- Records for this exercise -
********
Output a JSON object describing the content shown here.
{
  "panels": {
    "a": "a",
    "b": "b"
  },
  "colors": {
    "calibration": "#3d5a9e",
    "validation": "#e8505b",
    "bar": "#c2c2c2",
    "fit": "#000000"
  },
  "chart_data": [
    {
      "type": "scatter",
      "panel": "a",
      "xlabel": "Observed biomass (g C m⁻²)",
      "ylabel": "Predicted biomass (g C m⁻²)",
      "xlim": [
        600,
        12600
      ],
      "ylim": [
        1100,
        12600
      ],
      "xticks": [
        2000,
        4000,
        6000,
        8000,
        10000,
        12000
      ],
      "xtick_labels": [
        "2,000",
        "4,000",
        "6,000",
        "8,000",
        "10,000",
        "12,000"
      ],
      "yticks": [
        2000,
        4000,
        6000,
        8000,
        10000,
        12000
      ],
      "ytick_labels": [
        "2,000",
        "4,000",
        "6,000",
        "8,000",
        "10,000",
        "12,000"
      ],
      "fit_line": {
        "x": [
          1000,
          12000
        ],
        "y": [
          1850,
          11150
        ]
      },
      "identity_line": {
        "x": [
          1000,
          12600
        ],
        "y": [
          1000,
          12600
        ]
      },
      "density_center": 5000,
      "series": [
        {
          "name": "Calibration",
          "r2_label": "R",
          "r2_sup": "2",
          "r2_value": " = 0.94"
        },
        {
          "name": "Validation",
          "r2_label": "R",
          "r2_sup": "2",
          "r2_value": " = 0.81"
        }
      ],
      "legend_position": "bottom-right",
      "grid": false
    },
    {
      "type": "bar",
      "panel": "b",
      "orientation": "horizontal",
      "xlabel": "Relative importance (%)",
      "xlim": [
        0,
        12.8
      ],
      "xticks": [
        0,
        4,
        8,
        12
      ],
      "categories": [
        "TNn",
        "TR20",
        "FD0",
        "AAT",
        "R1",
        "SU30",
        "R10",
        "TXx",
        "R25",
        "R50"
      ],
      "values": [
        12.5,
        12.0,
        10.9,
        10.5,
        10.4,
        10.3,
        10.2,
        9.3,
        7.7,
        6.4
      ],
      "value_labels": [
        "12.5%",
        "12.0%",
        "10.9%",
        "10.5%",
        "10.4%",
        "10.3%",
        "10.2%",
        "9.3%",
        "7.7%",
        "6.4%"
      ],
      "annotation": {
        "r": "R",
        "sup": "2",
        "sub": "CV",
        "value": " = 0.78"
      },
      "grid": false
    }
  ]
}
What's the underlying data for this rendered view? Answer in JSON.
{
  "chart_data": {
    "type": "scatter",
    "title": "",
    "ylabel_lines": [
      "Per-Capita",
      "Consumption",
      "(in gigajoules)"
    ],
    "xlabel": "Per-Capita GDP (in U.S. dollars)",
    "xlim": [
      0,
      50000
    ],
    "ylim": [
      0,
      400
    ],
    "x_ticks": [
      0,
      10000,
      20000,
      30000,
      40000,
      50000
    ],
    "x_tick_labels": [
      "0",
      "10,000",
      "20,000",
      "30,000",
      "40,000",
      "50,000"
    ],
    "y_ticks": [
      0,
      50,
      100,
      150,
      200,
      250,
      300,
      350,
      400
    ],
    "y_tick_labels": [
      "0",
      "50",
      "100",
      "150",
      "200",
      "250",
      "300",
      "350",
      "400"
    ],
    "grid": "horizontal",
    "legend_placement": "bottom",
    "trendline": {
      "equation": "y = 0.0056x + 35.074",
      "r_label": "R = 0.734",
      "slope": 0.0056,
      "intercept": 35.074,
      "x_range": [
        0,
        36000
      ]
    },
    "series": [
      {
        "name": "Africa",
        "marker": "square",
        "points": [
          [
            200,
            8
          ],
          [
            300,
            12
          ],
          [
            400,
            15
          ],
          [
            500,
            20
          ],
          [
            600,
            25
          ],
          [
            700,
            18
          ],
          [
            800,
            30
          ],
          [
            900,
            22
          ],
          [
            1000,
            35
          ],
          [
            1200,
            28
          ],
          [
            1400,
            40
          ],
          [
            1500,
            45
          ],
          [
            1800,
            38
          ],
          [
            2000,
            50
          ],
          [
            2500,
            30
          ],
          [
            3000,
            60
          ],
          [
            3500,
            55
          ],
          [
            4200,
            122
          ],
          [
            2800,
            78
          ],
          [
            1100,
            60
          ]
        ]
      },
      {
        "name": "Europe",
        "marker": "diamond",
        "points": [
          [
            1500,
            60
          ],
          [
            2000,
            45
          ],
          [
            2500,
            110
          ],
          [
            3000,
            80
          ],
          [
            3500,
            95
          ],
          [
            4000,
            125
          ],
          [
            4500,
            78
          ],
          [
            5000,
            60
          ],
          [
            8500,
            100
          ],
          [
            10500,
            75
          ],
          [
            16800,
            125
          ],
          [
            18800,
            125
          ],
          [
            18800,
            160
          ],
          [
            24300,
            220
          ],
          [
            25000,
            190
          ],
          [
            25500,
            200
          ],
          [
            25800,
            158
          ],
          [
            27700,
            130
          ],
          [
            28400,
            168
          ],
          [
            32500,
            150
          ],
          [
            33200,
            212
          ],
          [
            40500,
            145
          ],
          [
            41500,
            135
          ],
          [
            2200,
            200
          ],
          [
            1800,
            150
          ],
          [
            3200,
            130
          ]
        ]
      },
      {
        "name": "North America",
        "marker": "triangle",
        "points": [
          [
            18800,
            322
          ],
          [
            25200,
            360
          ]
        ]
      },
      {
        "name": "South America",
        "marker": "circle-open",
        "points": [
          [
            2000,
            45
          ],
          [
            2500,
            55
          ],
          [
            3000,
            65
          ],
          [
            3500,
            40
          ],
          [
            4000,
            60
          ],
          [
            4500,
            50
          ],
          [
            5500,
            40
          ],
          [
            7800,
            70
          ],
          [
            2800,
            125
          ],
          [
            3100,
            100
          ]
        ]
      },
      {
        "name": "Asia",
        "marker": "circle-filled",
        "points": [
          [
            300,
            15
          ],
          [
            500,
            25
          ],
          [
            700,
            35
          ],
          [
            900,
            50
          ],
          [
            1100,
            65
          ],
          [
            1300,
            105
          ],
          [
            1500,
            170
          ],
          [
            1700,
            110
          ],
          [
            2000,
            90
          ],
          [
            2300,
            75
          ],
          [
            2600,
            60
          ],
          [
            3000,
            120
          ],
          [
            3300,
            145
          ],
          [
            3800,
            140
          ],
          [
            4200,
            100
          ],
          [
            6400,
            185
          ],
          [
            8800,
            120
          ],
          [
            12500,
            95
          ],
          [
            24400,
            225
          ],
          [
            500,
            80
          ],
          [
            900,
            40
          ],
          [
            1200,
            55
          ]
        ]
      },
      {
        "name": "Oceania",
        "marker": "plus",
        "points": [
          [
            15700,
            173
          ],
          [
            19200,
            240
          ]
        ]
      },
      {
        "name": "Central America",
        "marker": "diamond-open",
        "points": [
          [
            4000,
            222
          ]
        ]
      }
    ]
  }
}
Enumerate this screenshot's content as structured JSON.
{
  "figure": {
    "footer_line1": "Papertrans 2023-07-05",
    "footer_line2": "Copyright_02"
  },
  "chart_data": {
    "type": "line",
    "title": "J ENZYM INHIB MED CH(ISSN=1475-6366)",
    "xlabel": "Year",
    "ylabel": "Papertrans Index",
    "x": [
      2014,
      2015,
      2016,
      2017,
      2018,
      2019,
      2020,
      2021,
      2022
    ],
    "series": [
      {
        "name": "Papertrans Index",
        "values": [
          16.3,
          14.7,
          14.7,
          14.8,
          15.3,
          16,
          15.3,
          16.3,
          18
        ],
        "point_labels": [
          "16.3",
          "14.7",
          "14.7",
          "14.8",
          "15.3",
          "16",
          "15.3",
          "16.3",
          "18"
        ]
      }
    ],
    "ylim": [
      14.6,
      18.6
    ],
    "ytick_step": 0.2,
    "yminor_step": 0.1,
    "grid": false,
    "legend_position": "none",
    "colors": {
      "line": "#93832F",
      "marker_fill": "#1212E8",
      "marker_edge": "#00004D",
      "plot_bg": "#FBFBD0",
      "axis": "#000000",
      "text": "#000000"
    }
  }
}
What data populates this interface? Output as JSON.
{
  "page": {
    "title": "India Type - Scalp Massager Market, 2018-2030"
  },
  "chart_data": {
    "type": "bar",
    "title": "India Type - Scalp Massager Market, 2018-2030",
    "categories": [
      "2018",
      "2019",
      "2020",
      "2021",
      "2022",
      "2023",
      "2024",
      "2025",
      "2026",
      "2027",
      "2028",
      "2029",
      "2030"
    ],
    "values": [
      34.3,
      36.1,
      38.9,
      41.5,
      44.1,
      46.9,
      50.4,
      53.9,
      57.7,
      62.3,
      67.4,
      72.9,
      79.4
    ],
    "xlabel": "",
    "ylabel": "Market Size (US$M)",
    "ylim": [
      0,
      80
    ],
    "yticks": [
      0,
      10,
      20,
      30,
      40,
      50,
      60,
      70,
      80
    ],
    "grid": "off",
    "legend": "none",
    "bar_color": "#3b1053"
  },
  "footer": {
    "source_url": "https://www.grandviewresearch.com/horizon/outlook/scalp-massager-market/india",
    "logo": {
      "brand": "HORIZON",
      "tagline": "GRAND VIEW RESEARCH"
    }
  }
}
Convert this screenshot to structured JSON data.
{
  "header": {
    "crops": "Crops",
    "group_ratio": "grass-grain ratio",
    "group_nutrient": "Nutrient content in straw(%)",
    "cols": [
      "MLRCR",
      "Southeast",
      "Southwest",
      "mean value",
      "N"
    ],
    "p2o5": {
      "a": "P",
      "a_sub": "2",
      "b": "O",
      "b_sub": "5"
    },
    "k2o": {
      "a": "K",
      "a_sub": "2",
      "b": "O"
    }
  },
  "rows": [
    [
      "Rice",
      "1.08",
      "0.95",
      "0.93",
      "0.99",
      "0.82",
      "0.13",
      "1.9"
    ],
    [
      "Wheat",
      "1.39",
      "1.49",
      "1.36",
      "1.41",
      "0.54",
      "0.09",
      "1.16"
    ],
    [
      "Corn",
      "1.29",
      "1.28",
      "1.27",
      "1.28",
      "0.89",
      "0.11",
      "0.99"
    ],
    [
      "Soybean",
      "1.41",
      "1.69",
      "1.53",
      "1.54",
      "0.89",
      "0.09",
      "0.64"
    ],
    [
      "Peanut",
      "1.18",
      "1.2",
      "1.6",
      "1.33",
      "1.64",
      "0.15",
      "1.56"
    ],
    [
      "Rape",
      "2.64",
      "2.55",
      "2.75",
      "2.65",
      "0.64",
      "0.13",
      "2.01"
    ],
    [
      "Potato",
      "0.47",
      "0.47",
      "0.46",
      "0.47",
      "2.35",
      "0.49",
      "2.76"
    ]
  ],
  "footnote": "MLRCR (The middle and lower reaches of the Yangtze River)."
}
********
- What you will do -
Tell how many lines in the material above include the word "structured", giving the number only.

- Solution for this problem -
2